* _Items_

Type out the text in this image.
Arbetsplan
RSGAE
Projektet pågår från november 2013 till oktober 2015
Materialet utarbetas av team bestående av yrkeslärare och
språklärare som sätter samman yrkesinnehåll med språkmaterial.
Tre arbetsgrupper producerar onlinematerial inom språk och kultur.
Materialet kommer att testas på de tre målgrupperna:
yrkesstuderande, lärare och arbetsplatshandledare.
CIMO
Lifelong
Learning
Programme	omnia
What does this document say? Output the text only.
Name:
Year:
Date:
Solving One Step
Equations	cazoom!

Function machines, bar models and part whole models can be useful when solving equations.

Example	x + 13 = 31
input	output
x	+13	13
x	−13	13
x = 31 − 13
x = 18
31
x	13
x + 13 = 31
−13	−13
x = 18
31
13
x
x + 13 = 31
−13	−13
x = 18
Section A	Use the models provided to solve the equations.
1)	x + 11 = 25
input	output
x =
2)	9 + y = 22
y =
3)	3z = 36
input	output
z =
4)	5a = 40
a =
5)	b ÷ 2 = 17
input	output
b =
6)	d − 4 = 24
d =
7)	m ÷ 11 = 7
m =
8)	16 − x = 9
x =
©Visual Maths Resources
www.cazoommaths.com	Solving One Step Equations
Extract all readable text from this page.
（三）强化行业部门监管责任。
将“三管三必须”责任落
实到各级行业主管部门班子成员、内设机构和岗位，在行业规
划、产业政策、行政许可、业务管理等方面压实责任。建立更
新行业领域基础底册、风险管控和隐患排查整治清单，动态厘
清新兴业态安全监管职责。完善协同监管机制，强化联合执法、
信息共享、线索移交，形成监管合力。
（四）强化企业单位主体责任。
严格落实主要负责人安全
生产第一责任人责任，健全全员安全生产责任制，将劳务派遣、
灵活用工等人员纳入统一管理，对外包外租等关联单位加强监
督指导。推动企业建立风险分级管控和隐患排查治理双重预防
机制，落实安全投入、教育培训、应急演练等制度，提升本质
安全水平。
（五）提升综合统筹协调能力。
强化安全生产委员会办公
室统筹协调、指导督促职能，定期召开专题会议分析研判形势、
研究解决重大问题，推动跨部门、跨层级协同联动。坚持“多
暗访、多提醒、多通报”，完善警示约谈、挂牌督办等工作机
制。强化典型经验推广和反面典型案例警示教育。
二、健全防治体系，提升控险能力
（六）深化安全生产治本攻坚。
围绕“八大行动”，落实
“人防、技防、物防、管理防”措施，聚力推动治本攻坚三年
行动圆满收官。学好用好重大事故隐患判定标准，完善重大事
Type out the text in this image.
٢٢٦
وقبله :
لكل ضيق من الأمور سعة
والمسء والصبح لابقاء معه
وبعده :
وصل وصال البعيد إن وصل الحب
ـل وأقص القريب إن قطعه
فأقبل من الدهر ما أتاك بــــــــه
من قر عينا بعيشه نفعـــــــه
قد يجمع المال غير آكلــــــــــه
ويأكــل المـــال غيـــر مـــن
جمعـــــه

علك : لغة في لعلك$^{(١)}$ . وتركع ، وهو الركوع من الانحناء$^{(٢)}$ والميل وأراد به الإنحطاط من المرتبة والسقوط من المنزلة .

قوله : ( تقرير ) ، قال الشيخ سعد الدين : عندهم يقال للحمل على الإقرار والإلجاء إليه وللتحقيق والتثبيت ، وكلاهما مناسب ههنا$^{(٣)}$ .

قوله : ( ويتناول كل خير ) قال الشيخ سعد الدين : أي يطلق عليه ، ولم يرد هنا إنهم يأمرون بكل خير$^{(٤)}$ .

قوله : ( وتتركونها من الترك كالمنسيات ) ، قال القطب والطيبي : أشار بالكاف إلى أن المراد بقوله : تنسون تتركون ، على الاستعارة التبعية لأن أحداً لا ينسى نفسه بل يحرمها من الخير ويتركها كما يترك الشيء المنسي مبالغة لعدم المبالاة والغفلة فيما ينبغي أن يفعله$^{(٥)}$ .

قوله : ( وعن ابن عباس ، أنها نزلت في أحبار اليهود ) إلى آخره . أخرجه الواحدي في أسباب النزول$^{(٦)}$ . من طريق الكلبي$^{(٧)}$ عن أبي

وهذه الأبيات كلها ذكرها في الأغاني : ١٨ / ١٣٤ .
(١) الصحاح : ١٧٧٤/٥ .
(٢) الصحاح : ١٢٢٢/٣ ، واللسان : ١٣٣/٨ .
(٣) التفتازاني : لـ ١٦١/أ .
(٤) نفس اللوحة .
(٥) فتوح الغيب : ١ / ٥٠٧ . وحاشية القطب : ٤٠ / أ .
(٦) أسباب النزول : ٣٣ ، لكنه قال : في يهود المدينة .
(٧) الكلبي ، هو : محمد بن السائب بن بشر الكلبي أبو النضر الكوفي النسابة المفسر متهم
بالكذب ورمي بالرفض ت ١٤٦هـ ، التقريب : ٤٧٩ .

* _The request_
Every line of the material must be returned exactly as it appears.

* _Task answer_
Type out the text in this image.
Arbetsplan
RSGAE
Projektet pågår från november 2013 till oktober 2015
Materialet utarbetas av team bestående av yrkeslärare och
språklärare som sätter samman yrkesinnehåll med språkmaterial.
Tre arbetsgrupper producerar onlinematerial inom språk och kultur.
Materialet kommer att testas på de tre målgrupperna:
yrkesstuderande, lärare och arbetsplatshandledare.
CIMO
Lifelong
Learning
Programme	omnia
What does this document say? Output the text only.
Name:
Year:
Date:
Solving One Step
Equations	cazoom!

Function machines, bar models and part whole models can be useful when solving equations.

Example	x + 13 = 31
input	output
x	+13	13
x	−13	13
x = 31 − 13
x = 18
31
x	13
x + 13 = 31
−13	−13
x = 18
31
13
x
x + 13 = 31
−13	−13
x = 18
Section A	Use the models provided to solve the equations.
1)	x + 11 = 25
input	output
x =
2)	9 + y = 22
y =
3)	3z = 36
input	output
z =
4)	5a = 40
a =
5)	b ÷ 2 = 17
input	output
b =
6)	d − 4 = 24
d =
7)	m ÷ 11 = 7
m =
8)	16 − x = 9
x =
©Visual Maths Resources
www.cazoommaths.com	Solving One Step Equations
Extract all readable text from this page.
（三）强化行业部门监管责任。
将“三管三必须”责任落
实到各级行业主管部门班子成员、内设机构和岗位，在行业规
划、产业政策、行政许可、业务管理等方面压实责任。建立更
新行业领域基础底册、风险管控和隐患排查整治清单，动态厘
清新兴业态安全监管职责。完善协同监管机制，强化联合执法、
信息共享、线索移交，形成监管合力。
（四）强化企业单位主体责任。
严格落实主要负责人安全
生产第一责任人责任，健全全员安全生产责任制，将劳务派遣、
灵活用工等人员纳入统一管理，对外包外租等关联单位加强监
督指导。推动企业建立风险分级管控和隐患排查治理双重预防
机制，落实安全投入、教育培训、应急演练等制度，提升本质
安全水平。
（五）提升综合统筹协调能力。
强化安全生产委员会办公
室统筹协调、指导督促职能，定期召开专题会议分析研判形势、
研究解决重大问题，推动跨部门、跨层级协同联动。坚持“多
暗访、多提醒、多通报”，完善警示约谈、挂牌督办等工作机
制。强化典型经验推广和反面典型案例警示教育。
二、健全防治体系，提升控险能力
（六）深化安全生产治本攻坚。
围绕“八大行动”，落实
“人防、技防、物防、管理防”措施，聚力推动治本攻坚三年
行动圆满收官。学好用好重大事故隐患判定标准，完善重大事
Type out the text in this image.
٢٢٦
وقبله :
لكل ضيق من الأمور سعة
والمسء والصبح لابقاء معه
وبعده :
وصل وصال البعيد إن وصل الحب
ـل وأقص القريب إن قطعه
فأقبل من الدهر ما أتاك بــــــــه
من قر عينا بعيشه نفعـــــــه
قد يجمع المال غير آكلــــــــــه
ويأكــل المـــال غيـــر مـــن
جمعـــــه

علك : لغة في لعلك$^{(١)}$ . وتركع ، وهو الركوع من الانحناء$^{(٢)}$ والميل وأراد به الإنحطاط من المرتبة والسقوط من المنزلة .

قوله : ( تقرير ) ، قال الشيخ سعد الدين : عندهم يقال للحمل على الإقرار والإلجاء إليه وللتحقيق والتثبيت ، وكلاهما مناسب ههنا$^{(٣)}$ .

قوله : ( ويتناول كل خير ) قال الشيخ سعد الدين : أي يطلق عليه ، ولم يرد هنا إنهم يأمرون بكل خير$^{(٤)}$ .

قوله : ( وتتركونها من الترك كالمنسيات ) ، قال القطب والطيبي : أشار بالكاف إلى أن المراد بقوله : تنسون تتركون ، على الاستعارة التبعية لأن أحداً لا ينسى نفسه بل يحرمها من الخير ويتركها كما يترك الشيء المنسي مبالغة لعدم المبالاة والغفلة فيما ينبغي أن يفعله$^{(٥)}$ .

قوله : ( وعن ابن عباس ، أنها نزلت في أحبار اليهود ) إلى آخره . أخرجه الواحدي في أسباب النزول$^{(٦)}$ . من طريق الكلبي$^{(٧)}$ عن أبي

وهذه الأبيات كلها ذكرها في الأغاني : ١٨ / ١٣٤ .
(١) الصحاح : ١٧٧٤/٥ .
(٢) الصحاح : ١٢٢٢/٣ ، واللسان : ١٣٣/٨ .
(٣) التفتازاني : لـ ١٦١/أ .
(٤) نفس اللوحة .
(٥) فتوح الغيب : ١ / ٥٠٧ . وحاشية القطب : ٤٠ / أ .
(٦) أسباب النزول : ٣٣ ، لكنه قال : في يهود المدينة .
(٧) الكلبي ، هو : محمد بن السائب بن بشر الكلبي أبو النضر الكوفي النسابة المفسر متهم
بالكذب ورمي بالرفض ت ١٤٦هـ ، التقريب : ٤٧٩ .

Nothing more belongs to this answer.